Material for this exercise>
★ ★ ★ ★

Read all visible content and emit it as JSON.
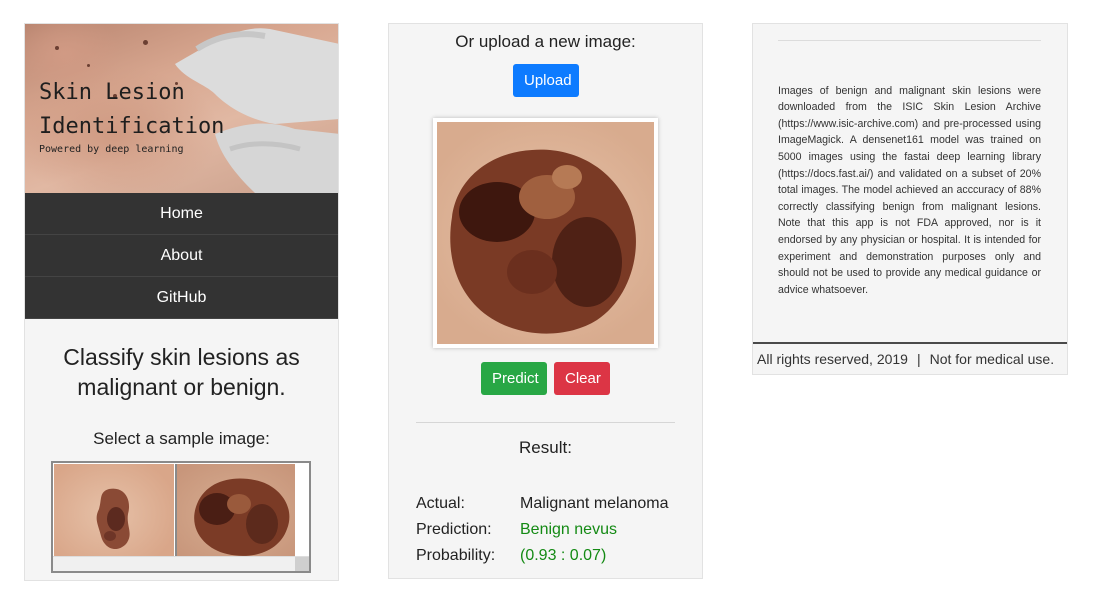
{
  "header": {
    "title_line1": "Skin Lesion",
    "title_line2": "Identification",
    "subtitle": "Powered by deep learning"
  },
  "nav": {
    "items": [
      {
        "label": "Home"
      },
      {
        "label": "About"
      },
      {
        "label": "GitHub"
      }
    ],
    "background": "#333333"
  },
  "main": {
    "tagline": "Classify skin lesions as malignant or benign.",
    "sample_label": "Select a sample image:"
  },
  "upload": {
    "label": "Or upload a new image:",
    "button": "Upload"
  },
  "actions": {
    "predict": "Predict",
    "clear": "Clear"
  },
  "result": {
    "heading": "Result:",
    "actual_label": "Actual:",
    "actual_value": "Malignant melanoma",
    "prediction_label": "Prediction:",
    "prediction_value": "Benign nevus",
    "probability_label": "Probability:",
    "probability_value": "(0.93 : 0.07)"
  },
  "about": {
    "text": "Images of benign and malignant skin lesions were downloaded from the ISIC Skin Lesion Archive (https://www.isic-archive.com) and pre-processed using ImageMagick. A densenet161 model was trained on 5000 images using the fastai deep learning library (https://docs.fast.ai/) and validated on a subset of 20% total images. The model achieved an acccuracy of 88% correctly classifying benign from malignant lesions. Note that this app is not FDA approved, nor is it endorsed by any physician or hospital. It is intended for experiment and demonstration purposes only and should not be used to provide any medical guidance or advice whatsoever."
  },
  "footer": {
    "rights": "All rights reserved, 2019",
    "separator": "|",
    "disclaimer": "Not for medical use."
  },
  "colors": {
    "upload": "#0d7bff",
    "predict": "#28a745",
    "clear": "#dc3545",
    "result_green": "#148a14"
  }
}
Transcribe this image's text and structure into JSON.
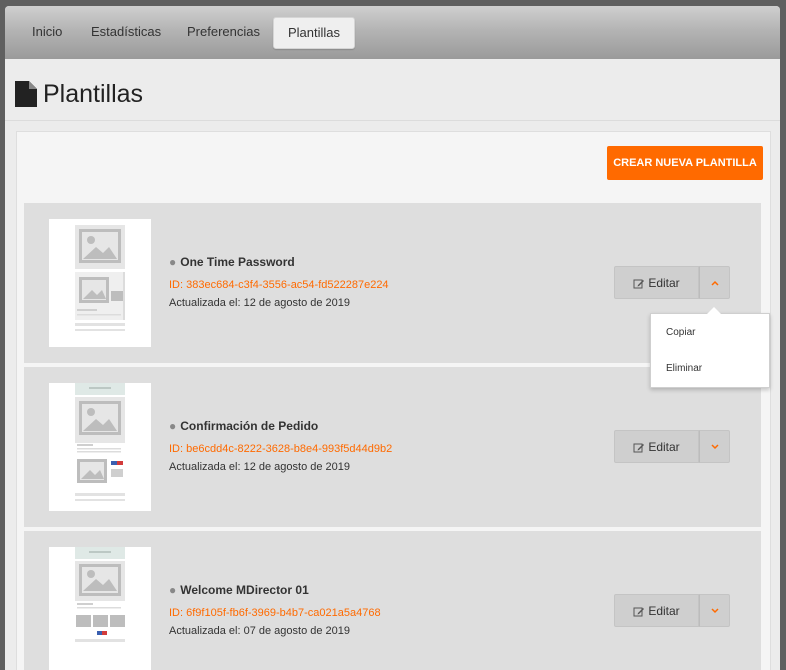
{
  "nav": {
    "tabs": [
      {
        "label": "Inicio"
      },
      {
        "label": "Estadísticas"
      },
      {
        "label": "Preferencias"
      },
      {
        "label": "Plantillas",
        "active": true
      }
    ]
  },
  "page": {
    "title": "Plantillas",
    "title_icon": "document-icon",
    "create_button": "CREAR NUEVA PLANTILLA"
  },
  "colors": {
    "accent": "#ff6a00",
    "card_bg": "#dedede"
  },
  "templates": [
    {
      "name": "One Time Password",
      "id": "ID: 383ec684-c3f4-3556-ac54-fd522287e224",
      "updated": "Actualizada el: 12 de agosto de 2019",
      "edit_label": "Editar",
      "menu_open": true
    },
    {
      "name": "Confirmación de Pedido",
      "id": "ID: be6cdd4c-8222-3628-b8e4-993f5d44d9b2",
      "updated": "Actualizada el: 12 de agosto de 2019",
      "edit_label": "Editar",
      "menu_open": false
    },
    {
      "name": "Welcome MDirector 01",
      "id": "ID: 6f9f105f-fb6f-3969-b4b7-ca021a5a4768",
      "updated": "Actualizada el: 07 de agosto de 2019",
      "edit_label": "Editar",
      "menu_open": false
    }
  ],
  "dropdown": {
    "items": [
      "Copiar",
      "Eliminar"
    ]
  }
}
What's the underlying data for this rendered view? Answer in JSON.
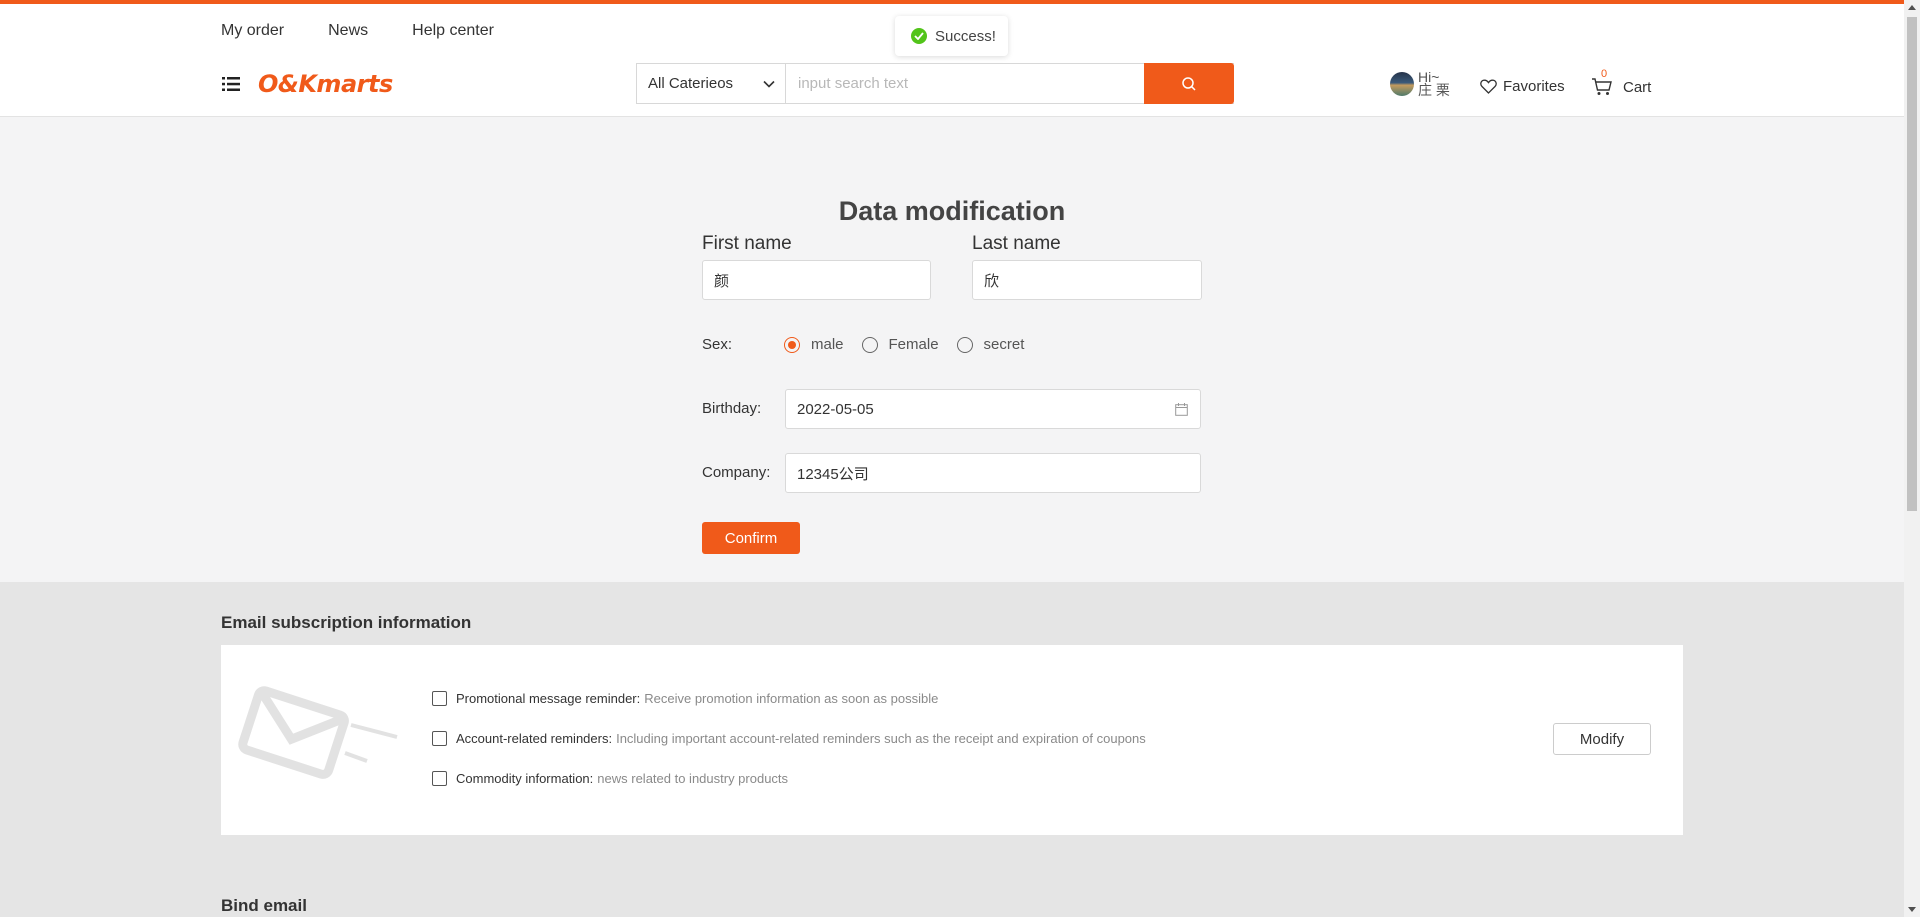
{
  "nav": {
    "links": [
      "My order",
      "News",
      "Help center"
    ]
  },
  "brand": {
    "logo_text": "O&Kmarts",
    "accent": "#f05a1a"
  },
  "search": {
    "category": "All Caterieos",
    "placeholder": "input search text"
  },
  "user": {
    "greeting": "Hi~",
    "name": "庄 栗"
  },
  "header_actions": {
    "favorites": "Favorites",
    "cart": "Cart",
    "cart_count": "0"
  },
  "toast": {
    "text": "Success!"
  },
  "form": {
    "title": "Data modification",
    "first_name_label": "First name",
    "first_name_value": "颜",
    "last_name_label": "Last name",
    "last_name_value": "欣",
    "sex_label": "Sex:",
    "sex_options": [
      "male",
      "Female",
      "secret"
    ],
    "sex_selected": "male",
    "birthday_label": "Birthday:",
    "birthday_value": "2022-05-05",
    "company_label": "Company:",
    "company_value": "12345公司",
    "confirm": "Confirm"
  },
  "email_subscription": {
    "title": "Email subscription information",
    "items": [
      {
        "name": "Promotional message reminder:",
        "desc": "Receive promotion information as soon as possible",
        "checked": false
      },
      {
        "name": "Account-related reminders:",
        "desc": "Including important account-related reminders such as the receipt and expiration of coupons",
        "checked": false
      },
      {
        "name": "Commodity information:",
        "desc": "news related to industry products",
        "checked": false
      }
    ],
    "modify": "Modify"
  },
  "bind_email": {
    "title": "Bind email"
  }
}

★ ★ ★ ★

What to work on>
Restate the data above word for word. Do not include the images.

Exercise answer>
Read all visible content and emit it as JSON.
{
  "header": {
    "title_line1": "Skin Lesion",
    "title_line2": "Identification",
    "subtitle": "Powered by deep learning"
  },
  "nav": {
    "items": [
      {
        "label": "Home"
      },
      {
        "label": "About"
      },
      {
        "label": "GitHub"
      }
    ],
    "background": "#333333"
  },
  "main": {
    "tagline": "Classify skin lesions as malignant or benign.",
    "sample_label": "Select a sample image:"
  },
  "upload": {
    "label": "Or upload a new image:",
    "button": "Upload"
  },
  "actions": {
    "predict": "Predict",
    "clear": "Clear"
  },
  "result": {
    "heading": "Result:",
    "actual_label": "Actual:",
    "actual_value": "Malignant melanoma",
    "prediction_label": "Prediction:",
    "prediction_value": "Benign nevus",
    "probability_label": "Probability:",
    "probability_value": "(0.93 : 0.07)"
  },
  "about": {
    "text": "Images of benign and malignant skin lesions were downloaded from the ISIC Skin Lesion Archive (https://www.isic-archive.com) and pre-processed using ImageMagick. A densenet161 model was trained on 5000 images using the fastai deep learning library (https://docs.fast.ai/) and validated on a subset of 20% total images. The model achieved an acccuracy of 88% correctly classifying benign from malignant lesions. Note that this app is not FDA approved, nor is it endorsed by any physician or hospital. It is intended for experiment and demonstration purposes only and should not be used to provide any medical guidance or advice whatsoever."
  },
  "footer": {
    "rights": "All rights reserved, 2019",
    "separator": "|",
    "disclaimer": "Not for medical use."
  },
  "colors": {
    "upload": "#0d7bff",
    "predict": "#28a745",
    "clear": "#dc3545",
    "result_green": "#148a14"
  }
}
Transcribe this image's text and structure into JSON.
{
  "nav": {
    "tabs": [
      {
        "label": "Inicio"
      },
      {
        "label": "Estadísticas"
      },
      {
        "label": "Preferencias"
      },
      {
        "label": "Plantillas",
        "active": true
      }
    ]
  },
  "page": {
    "title": "Plantillas",
    "title_icon": "document-icon",
    "create_button": "CREAR NUEVA PLANTILLA"
  },
  "colors": {
    "accent": "#ff6a00",
    "card_bg": "#dedede"
  },
  "templates": [
    {
      "name": "One Time Password",
      "id": "ID: 383ec684-c3f4-3556-ac54-fd522287e224",
      "updated": "Actualizada el: 12 de agosto de 2019",
      "edit_label": "Editar",
      "menu_open": true
    },
    {
      "name": "Confirmación de Pedido",
      "id": "ID: be6cdd4c-8222-3628-b8e4-993f5d44d9b2",
      "updated": "Actualizada el: 12 de agosto de 2019",
      "edit_label": "Editar",
      "menu_open": false
    },
    {
      "name": "Welcome MDirector 01",
      "id": "ID: 6f9f105f-fb6f-3969-b4b7-ca021a5a4768",
      "updated": "Actualizada el: 07 de agosto de 2019",
      "edit_label": "Editar",
      "menu_open": false
    }
  ],
  "dropdown": {
    "items": [
      "Copiar",
      "Eliminar"
    ]
  }
}
What's the underlying data for this rendered view? Answer in JSON.
{
  "nav": {
    "links": [
      "My order",
      "News",
      "Help center"
    ]
  },
  "brand": {
    "logo_text": "O&Kmarts",
    "accent": "#f05a1a"
  },
  "search": {
    "category": "All Caterieos",
    "placeholder": "input search text"
  },
  "user": {
    "greeting": "Hi~",
    "name": "庄 栗"
  },
  "header_actions": {
    "favorites": "Favorites",
    "cart": "Cart",
    "cart_count": "0"
  },
  "toast": {
    "text": "Success!"
  },
  "form": {
    "title": "Data modification",
    "first_name_label": "First name",
    "first_name_value": "颜",
    "last_name_label": "Last name",
    "last_name_value": "欣",
    "sex_label": "Sex:",
    "sex_options": [
      "male",
      "Female",
      "secret"
    ],
    "sex_selected": "male",
    "birthday_label": "Birthday:",
    "birthday_value": "2022-05-05",
    "company_label": "Company:",
    "company_value": "12345公司",
    "confirm": "Confirm"
  },
  "email_subscription": {
    "title": "Email subscription information",
    "items": [
      {
        "name": "Promotional message reminder:",
        "desc": "Receive promotion information as soon as possible",
        "checked": false
      },
      {
        "name": "Account-related reminders:",
        "desc": "Including important account-related reminders such as the receipt and expiration of coupons",
        "checked": false
      },
      {
        "name": "Commodity information:",
        "desc": "news related to industry products",
        "checked": false
      }
    ],
    "modify": "Modify"
  },
  "bind_email": {
    "title": "Bind email"
  }
}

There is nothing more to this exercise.